Task goal =>
Filter this data down to the lines that hold "JSON", and copy them.

Material provided =>
****

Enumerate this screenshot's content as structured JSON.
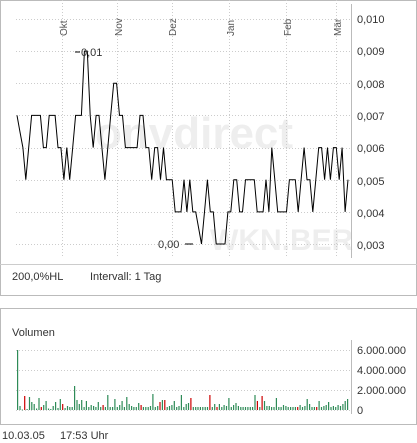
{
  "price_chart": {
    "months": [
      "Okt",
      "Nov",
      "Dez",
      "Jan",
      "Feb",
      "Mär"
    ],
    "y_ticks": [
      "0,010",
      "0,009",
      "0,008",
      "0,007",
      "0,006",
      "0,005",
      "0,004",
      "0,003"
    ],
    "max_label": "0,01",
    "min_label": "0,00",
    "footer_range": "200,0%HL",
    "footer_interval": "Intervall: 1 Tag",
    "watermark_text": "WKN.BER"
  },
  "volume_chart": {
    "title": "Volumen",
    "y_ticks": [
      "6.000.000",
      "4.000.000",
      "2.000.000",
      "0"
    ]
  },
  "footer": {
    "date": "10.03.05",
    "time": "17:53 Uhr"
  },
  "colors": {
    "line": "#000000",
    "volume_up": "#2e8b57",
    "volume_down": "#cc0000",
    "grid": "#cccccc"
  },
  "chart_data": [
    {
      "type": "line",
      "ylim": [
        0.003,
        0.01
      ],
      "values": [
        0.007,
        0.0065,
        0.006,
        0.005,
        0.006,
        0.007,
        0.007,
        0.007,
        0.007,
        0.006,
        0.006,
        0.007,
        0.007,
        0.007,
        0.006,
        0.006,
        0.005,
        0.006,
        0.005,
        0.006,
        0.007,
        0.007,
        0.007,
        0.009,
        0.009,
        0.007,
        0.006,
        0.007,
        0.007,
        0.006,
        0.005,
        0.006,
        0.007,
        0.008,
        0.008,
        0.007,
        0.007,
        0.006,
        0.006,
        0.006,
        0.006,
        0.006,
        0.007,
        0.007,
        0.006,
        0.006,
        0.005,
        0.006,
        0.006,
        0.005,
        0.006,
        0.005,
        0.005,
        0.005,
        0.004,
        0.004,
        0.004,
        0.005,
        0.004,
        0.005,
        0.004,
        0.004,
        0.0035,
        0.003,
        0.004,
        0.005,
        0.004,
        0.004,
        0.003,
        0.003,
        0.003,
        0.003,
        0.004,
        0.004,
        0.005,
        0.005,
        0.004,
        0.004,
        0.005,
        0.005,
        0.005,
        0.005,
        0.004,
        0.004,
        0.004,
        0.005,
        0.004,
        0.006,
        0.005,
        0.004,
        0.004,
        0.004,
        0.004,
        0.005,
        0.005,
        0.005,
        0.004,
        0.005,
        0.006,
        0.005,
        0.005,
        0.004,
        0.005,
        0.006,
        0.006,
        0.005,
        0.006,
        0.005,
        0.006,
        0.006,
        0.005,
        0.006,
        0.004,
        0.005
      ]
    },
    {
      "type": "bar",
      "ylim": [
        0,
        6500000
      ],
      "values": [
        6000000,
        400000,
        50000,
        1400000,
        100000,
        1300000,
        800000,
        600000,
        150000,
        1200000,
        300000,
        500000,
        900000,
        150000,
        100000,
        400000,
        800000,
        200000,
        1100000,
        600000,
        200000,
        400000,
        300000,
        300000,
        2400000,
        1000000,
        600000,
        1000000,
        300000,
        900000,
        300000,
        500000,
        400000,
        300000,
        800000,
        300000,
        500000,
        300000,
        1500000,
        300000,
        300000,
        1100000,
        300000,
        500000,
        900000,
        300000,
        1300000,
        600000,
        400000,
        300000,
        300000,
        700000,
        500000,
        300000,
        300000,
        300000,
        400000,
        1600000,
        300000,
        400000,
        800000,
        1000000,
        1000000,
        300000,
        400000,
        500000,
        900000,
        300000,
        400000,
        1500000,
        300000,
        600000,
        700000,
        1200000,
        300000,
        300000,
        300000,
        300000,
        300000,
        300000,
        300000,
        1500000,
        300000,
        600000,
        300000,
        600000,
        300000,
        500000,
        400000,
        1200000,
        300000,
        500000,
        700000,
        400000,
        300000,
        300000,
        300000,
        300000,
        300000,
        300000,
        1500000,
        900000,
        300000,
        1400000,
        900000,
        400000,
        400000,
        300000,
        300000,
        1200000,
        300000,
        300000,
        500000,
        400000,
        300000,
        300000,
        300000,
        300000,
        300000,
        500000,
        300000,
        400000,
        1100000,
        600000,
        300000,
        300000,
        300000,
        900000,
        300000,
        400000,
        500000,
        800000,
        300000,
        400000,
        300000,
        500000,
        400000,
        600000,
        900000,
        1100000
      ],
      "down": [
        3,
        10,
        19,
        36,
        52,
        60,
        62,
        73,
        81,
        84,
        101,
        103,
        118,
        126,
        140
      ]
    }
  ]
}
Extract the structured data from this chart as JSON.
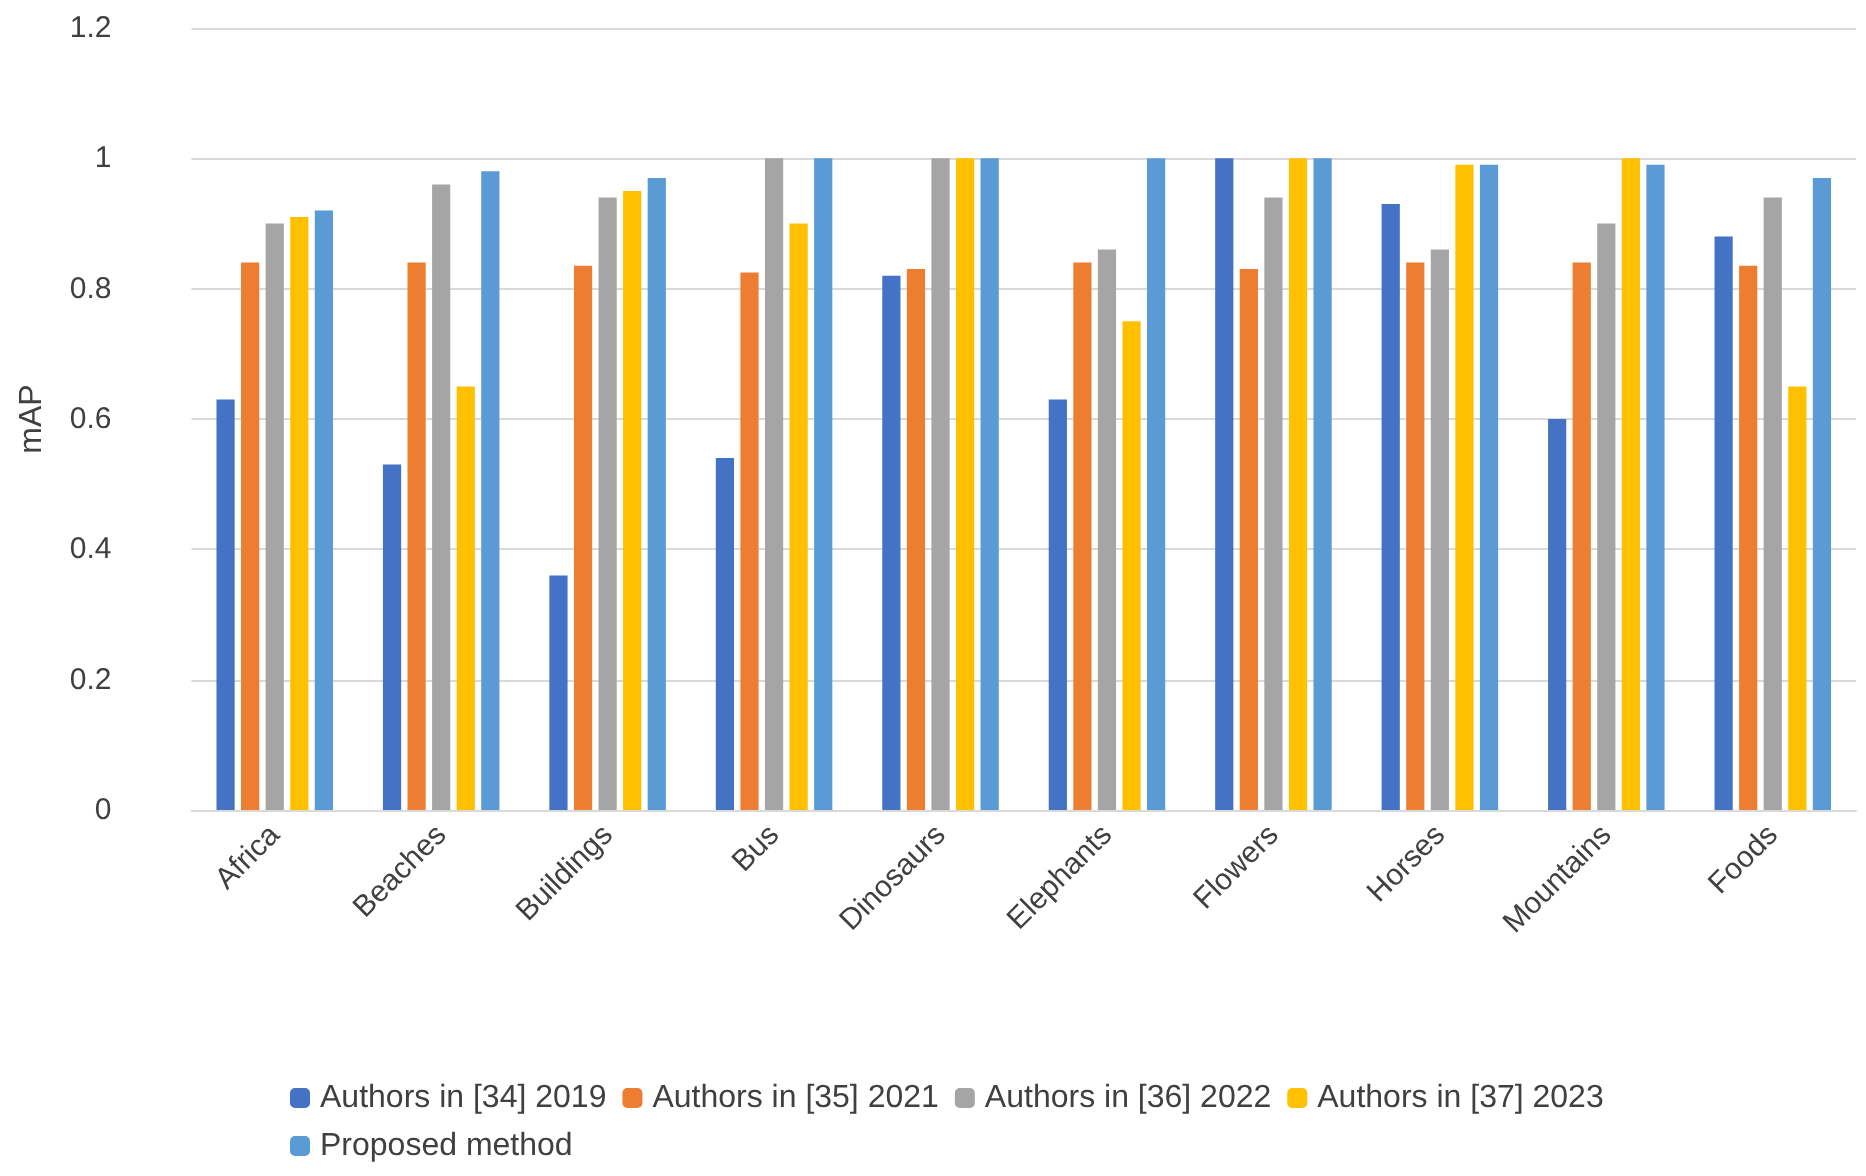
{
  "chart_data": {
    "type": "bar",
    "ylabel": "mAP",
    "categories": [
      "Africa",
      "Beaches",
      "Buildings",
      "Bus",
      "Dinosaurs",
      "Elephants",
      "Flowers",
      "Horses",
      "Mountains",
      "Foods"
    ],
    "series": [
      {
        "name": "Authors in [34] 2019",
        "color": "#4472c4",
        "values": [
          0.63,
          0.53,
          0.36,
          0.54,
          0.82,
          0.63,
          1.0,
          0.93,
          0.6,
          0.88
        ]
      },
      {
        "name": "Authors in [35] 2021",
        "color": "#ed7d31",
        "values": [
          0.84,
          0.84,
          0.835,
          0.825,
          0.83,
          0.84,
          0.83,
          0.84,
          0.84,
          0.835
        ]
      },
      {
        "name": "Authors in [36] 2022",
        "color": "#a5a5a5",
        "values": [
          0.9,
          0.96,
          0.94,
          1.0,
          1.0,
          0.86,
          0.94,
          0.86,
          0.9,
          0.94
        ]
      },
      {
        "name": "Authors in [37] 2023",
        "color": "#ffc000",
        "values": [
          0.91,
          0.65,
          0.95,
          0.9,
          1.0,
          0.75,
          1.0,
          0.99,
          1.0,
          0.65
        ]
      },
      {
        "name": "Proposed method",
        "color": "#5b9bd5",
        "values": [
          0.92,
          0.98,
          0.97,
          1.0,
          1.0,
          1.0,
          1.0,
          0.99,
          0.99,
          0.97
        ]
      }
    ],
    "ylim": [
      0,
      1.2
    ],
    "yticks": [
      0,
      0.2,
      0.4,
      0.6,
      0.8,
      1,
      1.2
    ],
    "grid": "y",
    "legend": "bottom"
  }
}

****

Answer for this exercise =>
Enumerate this screenshot's content as structured JSON.
Extract the structured data from this chart as JSON.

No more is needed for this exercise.